··· Data shown ···

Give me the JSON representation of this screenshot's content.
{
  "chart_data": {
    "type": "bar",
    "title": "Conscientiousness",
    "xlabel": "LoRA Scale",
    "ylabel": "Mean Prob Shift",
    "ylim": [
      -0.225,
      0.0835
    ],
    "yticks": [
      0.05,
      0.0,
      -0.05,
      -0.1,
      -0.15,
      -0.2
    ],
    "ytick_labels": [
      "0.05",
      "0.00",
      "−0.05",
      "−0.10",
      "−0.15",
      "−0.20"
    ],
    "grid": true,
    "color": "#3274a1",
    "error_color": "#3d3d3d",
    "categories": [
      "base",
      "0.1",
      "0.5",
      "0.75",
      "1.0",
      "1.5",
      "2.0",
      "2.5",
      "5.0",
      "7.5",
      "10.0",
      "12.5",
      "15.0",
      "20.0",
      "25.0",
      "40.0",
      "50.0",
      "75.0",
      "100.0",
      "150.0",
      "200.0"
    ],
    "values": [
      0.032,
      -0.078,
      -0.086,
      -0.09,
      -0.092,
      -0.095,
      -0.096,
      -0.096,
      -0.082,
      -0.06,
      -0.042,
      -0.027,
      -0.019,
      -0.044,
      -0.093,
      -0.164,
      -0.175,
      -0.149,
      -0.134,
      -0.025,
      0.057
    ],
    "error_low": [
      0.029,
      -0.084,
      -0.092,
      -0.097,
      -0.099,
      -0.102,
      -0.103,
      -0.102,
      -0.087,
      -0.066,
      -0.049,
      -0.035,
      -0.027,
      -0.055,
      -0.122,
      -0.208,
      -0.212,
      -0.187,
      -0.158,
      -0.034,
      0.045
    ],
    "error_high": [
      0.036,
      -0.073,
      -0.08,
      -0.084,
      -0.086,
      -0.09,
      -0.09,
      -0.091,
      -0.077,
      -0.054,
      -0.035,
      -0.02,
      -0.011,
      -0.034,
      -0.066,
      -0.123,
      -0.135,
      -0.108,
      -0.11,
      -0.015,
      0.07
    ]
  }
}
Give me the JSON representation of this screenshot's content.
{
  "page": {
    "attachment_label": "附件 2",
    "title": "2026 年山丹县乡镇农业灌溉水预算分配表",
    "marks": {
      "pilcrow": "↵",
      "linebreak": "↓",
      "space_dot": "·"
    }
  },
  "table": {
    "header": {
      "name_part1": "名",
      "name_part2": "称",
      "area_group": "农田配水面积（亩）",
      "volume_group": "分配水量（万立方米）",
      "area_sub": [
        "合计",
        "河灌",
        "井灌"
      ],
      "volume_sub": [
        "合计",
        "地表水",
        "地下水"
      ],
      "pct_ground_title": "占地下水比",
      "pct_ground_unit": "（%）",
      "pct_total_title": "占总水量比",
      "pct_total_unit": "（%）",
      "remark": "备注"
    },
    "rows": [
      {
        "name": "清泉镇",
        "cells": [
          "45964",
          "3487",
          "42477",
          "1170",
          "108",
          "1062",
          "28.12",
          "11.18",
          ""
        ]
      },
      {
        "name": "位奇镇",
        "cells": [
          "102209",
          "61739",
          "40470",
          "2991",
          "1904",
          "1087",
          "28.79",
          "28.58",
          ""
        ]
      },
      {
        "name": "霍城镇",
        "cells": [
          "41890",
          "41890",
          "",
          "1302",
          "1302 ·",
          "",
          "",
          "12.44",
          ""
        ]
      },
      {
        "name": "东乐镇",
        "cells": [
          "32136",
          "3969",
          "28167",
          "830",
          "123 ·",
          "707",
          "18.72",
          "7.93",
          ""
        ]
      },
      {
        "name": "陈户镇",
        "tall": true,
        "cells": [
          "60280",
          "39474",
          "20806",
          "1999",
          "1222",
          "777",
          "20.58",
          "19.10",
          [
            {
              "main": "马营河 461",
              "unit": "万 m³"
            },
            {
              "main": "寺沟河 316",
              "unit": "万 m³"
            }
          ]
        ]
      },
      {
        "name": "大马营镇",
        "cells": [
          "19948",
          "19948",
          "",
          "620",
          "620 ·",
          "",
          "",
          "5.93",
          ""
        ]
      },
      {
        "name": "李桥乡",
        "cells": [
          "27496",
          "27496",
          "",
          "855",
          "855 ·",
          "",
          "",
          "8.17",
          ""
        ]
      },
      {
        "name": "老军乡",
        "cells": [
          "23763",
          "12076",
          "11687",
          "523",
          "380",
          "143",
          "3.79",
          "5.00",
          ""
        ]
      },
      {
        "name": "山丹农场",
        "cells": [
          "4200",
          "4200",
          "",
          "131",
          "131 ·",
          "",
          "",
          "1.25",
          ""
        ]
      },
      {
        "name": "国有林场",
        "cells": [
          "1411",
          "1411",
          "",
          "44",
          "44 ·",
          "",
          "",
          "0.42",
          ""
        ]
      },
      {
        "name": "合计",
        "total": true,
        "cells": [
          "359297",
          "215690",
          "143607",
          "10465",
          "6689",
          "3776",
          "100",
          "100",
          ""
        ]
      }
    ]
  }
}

···

* _Instructions to follow_
Give all the entries again exactly; leave none out.

* _Correct response_
Give me the JSON representation of this screenshot's content.
{
  "chart_data": {
    "type": "bar",
    "title": "Conscientiousness",
    "xlabel": "LoRA Scale",
    "ylabel": "Mean Prob Shift",
    "ylim": [
      -0.225,
      0.0835
    ],
    "yticks": [
      0.05,
      0.0,
      -0.05,
      -0.1,
      -0.15,
      -0.2
    ],
    "ytick_labels": [
      "0.05",
      "0.00",
      "−0.05",
      "−0.10",
      "−0.15",
      "−0.20"
    ],
    "grid": true,
    "color": "#3274a1",
    "error_color": "#3d3d3d",
    "categories": [
      "base",
      "0.1",
      "0.5",
      "0.75",
      "1.0",
      "1.5",
      "2.0",
      "2.5",
      "5.0",
      "7.5",
      "10.0",
      "12.5",
      "15.0",
      "20.0",
      "25.0",
      "40.0",
      "50.0",
      "75.0",
      "100.0",
      "150.0",
      "200.0"
    ],
    "values": [
      0.032,
      -0.078,
      -0.086,
      -0.09,
      -0.092,
      -0.095,
      -0.096,
      -0.096,
      -0.082,
      -0.06,
      -0.042,
      -0.027,
      -0.019,
      -0.044,
      -0.093,
      -0.164,
      -0.175,
      -0.149,
      -0.134,
      -0.025,
      0.057
    ],
    "error_low": [
      0.029,
      -0.084,
      -0.092,
      -0.097,
      -0.099,
      -0.102,
      -0.103,
      -0.102,
      -0.087,
      -0.066,
      -0.049,
      -0.035,
      -0.027,
      -0.055,
      -0.122,
      -0.208,
      -0.212,
      -0.187,
      -0.158,
      -0.034,
      0.045
    ],
    "error_high": [
      0.036,
      -0.073,
      -0.08,
      -0.084,
      -0.086,
      -0.09,
      -0.09,
      -0.091,
      -0.077,
      -0.054,
      -0.035,
      -0.02,
      -0.011,
      -0.034,
      -0.066,
      -0.123,
      -0.135,
      -0.108,
      -0.11,
      -0.015,
      0.07
    ]
  }
}
Give me the JSON representation of this screenshot's content.
{
  "page": {
    "attachment_label": "附件 2",
    "title": "2026 年山丹县乡镇农业灌溉水预算分配表",
    "marks": {
      "pilcrow": "↵",
      "linebreak": "↓",
      "space_dot": "·"
    }
  },
  "table": {
    "header": {
      "name_part1": "名",
      "name_part2": "称",
      "area_group": "农田配水面积（亩）",
      "volume_group": "分配水量（万立方米）",
      "area_sub": [
        "合计",
        "河灌",
        "井灌"
      ],
      "volume_sub": [
        "合计",
        "地表水",
        "地下水"
      ],
      "pct_ground_title": "占地下水比",
      "pct_ground_unit": "（%）",
      "pct_total_title": "占总水量比",
      "pct_total_unit": "（%）",
      "remark": "备注"
    },
    "rows": [
      {
        "name": "清泉镇",
        "cells": [
          "45964",
          "3487",
          "42477",
          "1170",
          "108",
          "1062",
          "28.12",
          "11.18",
          ""
        ]
      },
      {
        "name": "位奇镇",
        "cells": [
          "102209",
          "61739",
          "40470",
          "2991",
          "1904",
          "1087",
          "28.79",
          "28.58",
          ""
        ]
      },
      {
        "name": "霍城镇",
        "cells": [
          "41890",
          "41890",
          "",
          "1302",
          "1302 ·",
          "",
          "",
          "12.44",
          ""
        ]
      },
      {
        "name": "东乐镇",
        "cells": [
          "32136",
          "3969",
          "28167",
          "830",
          "123 ·",
          "707",
          "18.72",
          "7.93",
          ""
        ]
      },
      {
        "name": "陈户镇",
        "tall": true,
        "cells": [
          "60280",
          "39474",
          "20806",
          "1999",
          "1222",
          "777",
          "20.58",
          "19.10",
          [
            {
              "main": "马营河 461",
              "unit": "万 m³"
            },
            {
              "main": "寺沟河 316",
              "unit": "万 m³"
            }
          ]
        ]
      },
      {
        "name": "大马营镇",
        "cells": [
          "19948",
          "19948",
          "",
          "620",
          "620 ·",
          "",
          "",
          "5.93",
          ""
        ]
      },
      {
        "name": "李桥乡",
        "cells": [
          "27496",
          "27496",
          "",
          "855",
          "855 ·",
          "",
          "",
          "8.17",
          ""
        ]
      },
      {
        "name": "老军乡",
        "cells": [
          "23763",
          "12076",
          "11687",
          "523",
          "380",
          "143",
          "3.79",
          "5.00",
          ""
        ]
      },
      {
        "name": "山丹农场",
        "cells": [
          "4200",
          "4200",
          "",
          "131",
          "131 ·",
          "",
          "",
          "1.25",
          ""
        ]
      },
      {
        "name": "国有林场",
        "cells": [
          "1411",
          "1411",
          "",
          "44",
          "44 ·",
          "",
          "",
          "0.42",
          ""
        ]
      },
      {
        "name": "合计",
        "total": true,
        "cells": [
          "359297",
          "215690",
          "143607",
          "10465",
          "6689",
          "3776",
          "100",
          "100",
          ""
        ]
      }
    ]
  }
}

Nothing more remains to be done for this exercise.